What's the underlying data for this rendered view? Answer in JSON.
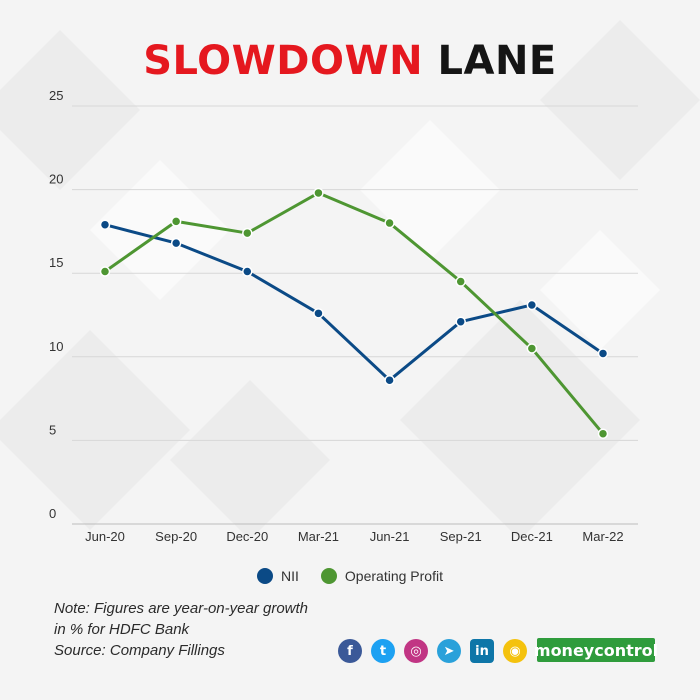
{
  "title": {
    "part1": "SLOWDOWN",
    "part2": "LANE"
  },
  "chart_data": {
    "type": "line",
    "categories": [
      "Jun-20",
      "Sep-20",
      "Dec-20",
      "Mar-21",
      "Jun-21",
      "Sep-21",
      "Dec-21",
      "Mar-22"
    ],
    "series": [
      {
        "name": "NII",
        "color": "#0b4a86",
        "values": [
          17.9,
          16.8,
          15.1,
          12.6,
          8.6,
          12.1,
          13.1,
          10.2
        ]
      },
      {
        "name": "Operating Profit",
        "color": "#4e9632",
        "values": [
          15.1,
          18.1,
          17.4,
          19.8,
          18.0,
          14.5,
          10.5,
          5.4
        ]
      }
    ],
    "yticks": [
      0,
      5,
      10,
      15,
      20,
      25
    ],
    "ylim": [
      0,
      25
    ],
    "grid": true,
    "legend": "bottom",
    "title": "SLOWDOWN LANE",
    "xlabel": "",
    "ylabel": ""
  },
  "note": {
    "line1": "Note: Figures are year-on-year growth",
    "line2": "in % for HDFC Bank",
    "source": "Source: Company Fillings"
  },
  "socials": [
    {
      "icon": "facebook-icon",
      "glyph": "f",
      "color": "#3b5998"
    },
    {
      "icon": "twitter-icon",
      "glyph": "t",
      "color": "#1da1f2"
    },
    {
      "icon": "instagram-icon",
      "glyph": "◎",
      "color": "#c13584"
    },
    {
      "icon": "telegram-icon",
      "glyph": "➤",
      "color": "#2aa1da"
    },
    {
      "icon": "linkedin-icon",
      "glyph": "in",
      "color": "#0e76a8"
    },
    {
      "icon": "koo-icon",
      "glyph": "◉",
      "color": "#f4c20d"
    }
  ],
  "brand": "moneycontrol"
}
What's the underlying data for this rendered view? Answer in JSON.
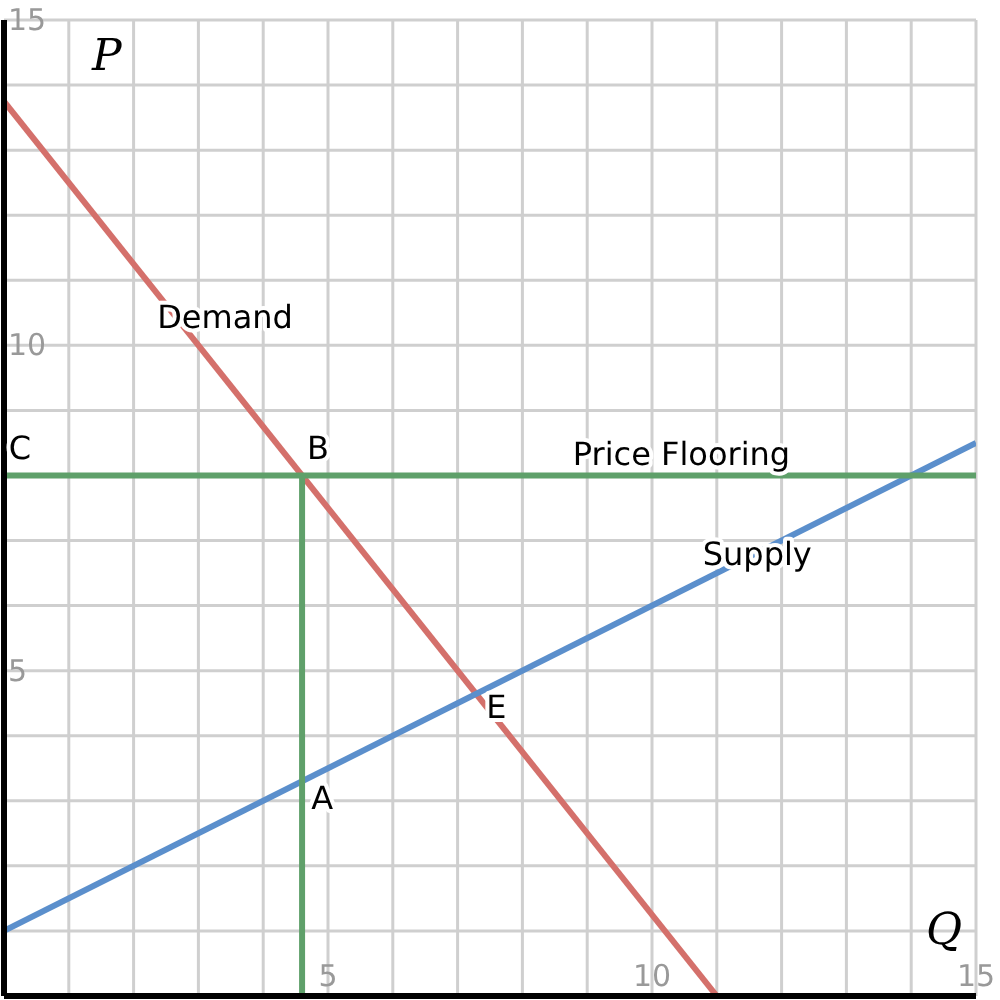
{
  "chart_data": {
    "type": "line",
    "xlabel": "Q",
    "ylabel": "P",
    "xlim": [
      0,
      15
    ],
    "ylim": [
      0,
      15
    ],
    "xticks": [
      {
        "value": 0,
        "label": null
      },
      {
        "value": 1,
        "label": null
      },
      {
        "value": 2,
        "label": null
      },
      {
        "value": 3,
        "label": null
      },
      {
        "value": 4,
        "label": null
      },
      5,
      {
        "value": 6,
        "label": null
      },
      {
        "value": 7,
        "label": null
      },
      {
        "value": 8,
        "label": null
      },
      {
        "value": 9,
        "label": null
      },
      10,
      {
        "value": 11,
        "label": null
      },
      {
        "value": 12,
        "label": null
      },
      {
        "value": 13,
        "label": null
      },
      {
        "value": 14,
        "label": null
      },
      15
    ],
    "yticks": [
      {
        "value": 0,
        "label": null
      },
      {
        "value": 1,
        "label": null
      },
      {
        "value": 2,
        "label": null
      },
      {
        "value": 3,
        "label": null
      },
      {
        "value": 4,
        "label": null
      },
      5,
      {
        "value": 6,
        "label": null
      },
      {
        "value": 7,
        "label": null
      },
      {
        "value": 8,
        "label": null
      },
      {
        "value": 9,
        "label": null
      },
      10,
      {
        "value": 11,
        "label": null
      },
      {
        "value": 12,
        "label": null
      },
      {
        "value": 13,
        "label": null
      },
      {
        "value": 14,
        "label": null
      },
      15
    ],
    "grid": true,
    "marker": "none",
    "line_style": "solid",
    "series": [
      {
        "name": "Demand",
        "color": "#d4706b",
        "x": [
          0,
          11
        ],
        "values": [
          13.75,
          0
        ]
      },
      {
        "name": "Supply",
        "color": "#5b8fcc",
        "x": [
          0,
          15
        ],
        "values": [
          1,
          8.5
        ]
      },
      {
        "name": "Price Flooring",
        "color": "#5fa06a",
        "x": [
          0,
          15
        ],
        "values": [
          8,
          8
        ]
      },
      {
        "color": "#5fa06a",
        "x": [
          4.6,
          4.6
        ],
        "values": [
          0,
          8
        ]
      }
    ],
    "annotations": [
      {
        "text": "C",
        "x": 0,
        "y": 8
      },
      {
        "text": "B",
        "x": 4.6,
        "y": 8
      },
      {
        "text": "E",
        "x": 7.29,
        "y": 4.64
      },
      {
        "text": "A",
        "x": 4.6,
        "y": 3.3
      }
    ]
  }
}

- Your objective -
Repeat the records above verbatim, with no pictures in the result.

- Result of the exercise -
What's the underlying data for this rendered view? Answer in JSON.
{
  "title": {
    "part1": "SLOWDOWN",
    "part2": "LANE"
  },
  "chart_data": {
    "type": "line",
    "categories": [
      "Jun-20",
      "Sep-20",
      "Dec-20",
      "Mar-21",
      "Jun-21",
      "Sep-21",
      "Dec-21",
      "Mar-22"
    ],
    "series": [
      {
        "name": "NII",
        "color": "#0b4a86",
        "values": [
          17.9,
          16.8,
          15.1,
          12.6,
          8.6,
          12.1,
          13.1,
          10.2
        ]
      },
      {
        "name": "Operating Profit",
        "color": "#4e9632",
        "values": [
          15.1,
          18.1,
          17.4,
          19.8,
          18.0,
          14.5,
          10.5,
          5.4
        ]
      }
    ],
    "yticks": [
      0,
      5,
      10,
      15,
      20,
      25
    ],
    "ylim": [
      0,
      25
    ],
    "grid": true,
    "legend": "bottom",
    "title": "SLOWDOWN LANE",
    "xlabel": "",
    "ylabel": ""
  },
  "note": {
    "line1": "Note: Figures are year-on-year growth",
    "line2": "in % for HDFC Bank",
    "source": "Source: Company Fillings"
  },
  "socials": [
    {
      "icon": "facebook-icon",
      "glyph": "f",
      "color": "#3b5998"
    },
    {
      "icon": "twitter-icon",
      "glyph": "t",
      "color": "#1da1f2"
    },
    {
      "icon": "instagram-icon",
      "glyph": "◎",
      "color": "#c13584"
    },
    {
      "icon": "telegram-icon",
      "glyph": "➤",
      "color": "#2aa1da"
    },
    {
      "icon": "linkedin-icon",
      "glyph": "in",
      "color": "#0e76a8"
    },
    {
      "icon": "koo-icon",
      "glyph": "◉",
      "color": "#f4c20d"
    }
  ],
  "brand": "moneycontrol"
}
What's the underlying data for this rendered view? Answer in JSON.
{
  "chart_data": {
    "type": "line",
    "xlabel": "Q",
    "ylabel": "P",
    "xlim": [
      0,
      15
    ],
    "ylim": [
      0,
      15
    ],
    "xticks": [
      {
        "value": 0,
        "label": null
      },
      {
        "value": 1,
        "label": null
      },
      {
        "value": 2,
        "label": null
      },
      {
        "value": 3,
        "label": null
      },
      {
        "value": 4,
        "label": null
      },
      5,
      {
        "value": 6,
        "label": null
      },
      {
        "value": 7,
        "label": null
      },
      {
        "value": 8,
        "label": null
      },
      {
        "value": 9,
        "label": null
      },
      10,
      {
        "value": 11,
        "label": null
      },
      {
        "value": 12,
        "label": null
      },
      {
        "value": 13,
        "label": null
      },
      {
        "value": 14,
        "label": null
      },
      15
    ],
    "yticks": [
      {
        "value": 0,
        "label": null
      },
      {
        "value": 1,
        "label": null
      },
      {
        "value": 2,
        "label": null
      },
      {
        "value": 3,
        "label": null
      },
      {
        "value": 4,
        "label": null
      },
      5,
      {
        "value": 6,
        "label": null
      },
      {
        "value": 7,
        "label": null
      },
      {
        "value": 8,
        "label": null
      },
      {
        "value": 9,
        "label": null
      },
      10,
      {
        "value": 11,
        "label": null
      },
      {
        "value": 12,
        "label": null
      },
      {
        "value": 13,
        "label": null
      },
      {
        "value": 14,
        "label": null
      },
      15
    ],
    "grid": true,
    "marker": "none",
    "line_style": "solid",
    "series": [
      {
        "name": "Demand",
        "color": "#d4706b",
        "x": [
          0,
          11
        ],
        "values": [
          13.75,
          0
        ]
      },
      {
        "name": "Supply",
        "color": "#5b8fcc",
        "x": [
          0,
          15
        ],
        "values": [
          1,
          8.5
        ]
      },
      {
        "name": "Price Flooring",
        "color": "#5fa06a",
        "x": [
          0,
          15
        ],
        "values": [
          8,
          8
        ]
      },
      {
        "color": "#5fa06a",
        "x": [
          4.6,
          4.6
        ],
        "values": [
          0,
          8
        ]
      }
    ],
    "annotations": [
      {
        "text": "C",
        "x": 0,
        "y": 8
      },
      {
        "text": "B",
        "x": 4.6,
        "y": 8
      },
      {
        "text": "E",
        "x": 7.29,
        "y": 4.64
      },
      {
        "text": "A",
        "x": 4.6,
        "y": 3.3
      }
    ]
  }
}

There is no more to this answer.